STATED TASK ▸ Find every line in the records below that holds the word "given" and copy it.
<<<<
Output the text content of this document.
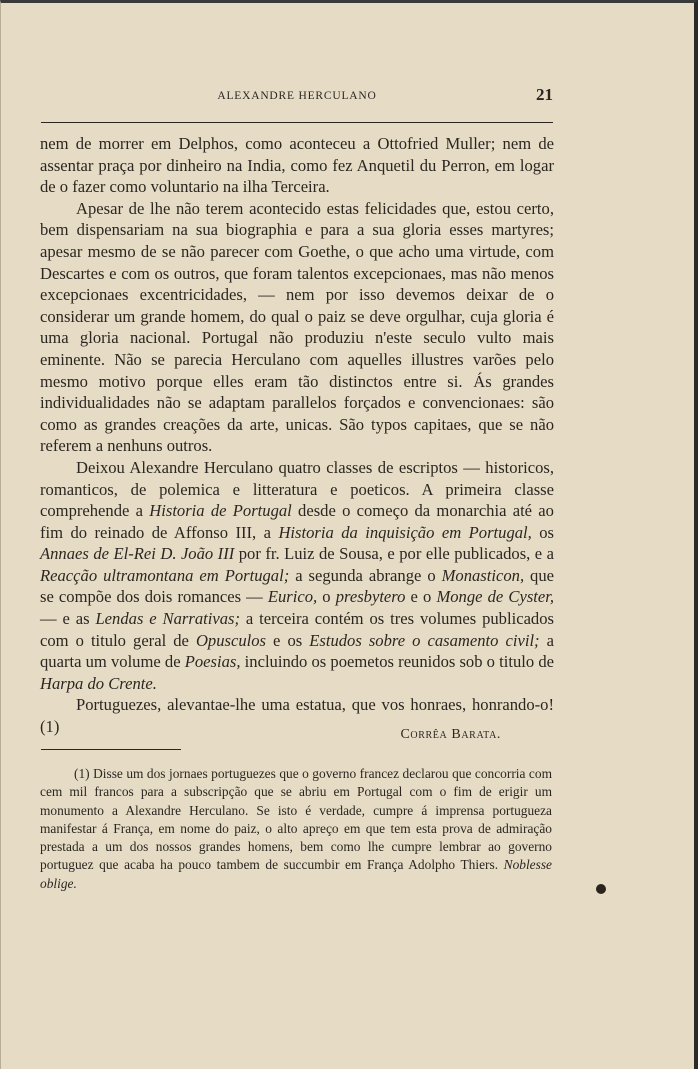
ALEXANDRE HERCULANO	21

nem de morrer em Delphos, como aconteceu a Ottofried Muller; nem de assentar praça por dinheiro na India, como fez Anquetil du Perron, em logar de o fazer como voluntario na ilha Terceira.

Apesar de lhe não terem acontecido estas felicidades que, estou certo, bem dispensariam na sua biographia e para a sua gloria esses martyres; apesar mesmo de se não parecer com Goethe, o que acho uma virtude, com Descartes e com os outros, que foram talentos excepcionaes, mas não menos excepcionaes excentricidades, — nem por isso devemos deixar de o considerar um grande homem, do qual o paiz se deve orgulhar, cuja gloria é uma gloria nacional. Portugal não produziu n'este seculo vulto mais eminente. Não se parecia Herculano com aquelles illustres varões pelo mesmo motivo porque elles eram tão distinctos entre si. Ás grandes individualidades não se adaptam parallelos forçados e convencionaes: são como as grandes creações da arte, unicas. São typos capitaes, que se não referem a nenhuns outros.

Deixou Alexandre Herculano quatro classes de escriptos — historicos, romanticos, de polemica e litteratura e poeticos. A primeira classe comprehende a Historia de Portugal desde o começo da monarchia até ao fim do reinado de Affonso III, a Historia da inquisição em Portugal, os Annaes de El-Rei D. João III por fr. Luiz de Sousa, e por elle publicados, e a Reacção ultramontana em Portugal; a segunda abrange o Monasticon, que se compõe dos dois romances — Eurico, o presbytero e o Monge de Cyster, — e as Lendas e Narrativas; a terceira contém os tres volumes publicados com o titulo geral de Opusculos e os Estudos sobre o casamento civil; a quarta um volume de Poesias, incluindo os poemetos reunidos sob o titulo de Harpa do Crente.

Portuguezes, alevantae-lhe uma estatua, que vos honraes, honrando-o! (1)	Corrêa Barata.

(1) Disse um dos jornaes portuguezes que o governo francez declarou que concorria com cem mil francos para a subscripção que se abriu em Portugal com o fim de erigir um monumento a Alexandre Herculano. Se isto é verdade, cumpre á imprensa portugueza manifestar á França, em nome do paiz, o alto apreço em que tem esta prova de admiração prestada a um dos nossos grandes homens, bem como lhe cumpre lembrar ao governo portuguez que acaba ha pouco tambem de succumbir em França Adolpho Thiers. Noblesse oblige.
>>>>
<<<<
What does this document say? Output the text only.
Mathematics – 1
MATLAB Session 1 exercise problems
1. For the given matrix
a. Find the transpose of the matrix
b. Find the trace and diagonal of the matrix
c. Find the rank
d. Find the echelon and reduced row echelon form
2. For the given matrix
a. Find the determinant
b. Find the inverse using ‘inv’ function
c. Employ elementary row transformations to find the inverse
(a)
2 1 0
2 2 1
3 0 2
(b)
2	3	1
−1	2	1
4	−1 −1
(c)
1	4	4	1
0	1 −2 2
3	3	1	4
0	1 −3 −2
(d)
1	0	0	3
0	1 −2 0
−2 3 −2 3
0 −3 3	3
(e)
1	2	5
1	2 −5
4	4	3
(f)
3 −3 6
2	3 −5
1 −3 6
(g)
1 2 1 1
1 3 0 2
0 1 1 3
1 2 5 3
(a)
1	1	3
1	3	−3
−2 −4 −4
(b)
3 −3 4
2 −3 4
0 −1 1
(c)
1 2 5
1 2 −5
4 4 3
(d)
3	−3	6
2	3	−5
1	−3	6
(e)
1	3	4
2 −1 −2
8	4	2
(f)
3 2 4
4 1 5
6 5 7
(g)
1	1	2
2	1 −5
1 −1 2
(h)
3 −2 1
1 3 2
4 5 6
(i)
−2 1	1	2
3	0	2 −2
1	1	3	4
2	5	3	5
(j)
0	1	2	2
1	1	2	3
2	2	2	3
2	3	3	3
>>>>
REPLY ▸
1. For the given matrix
2. For the given matrix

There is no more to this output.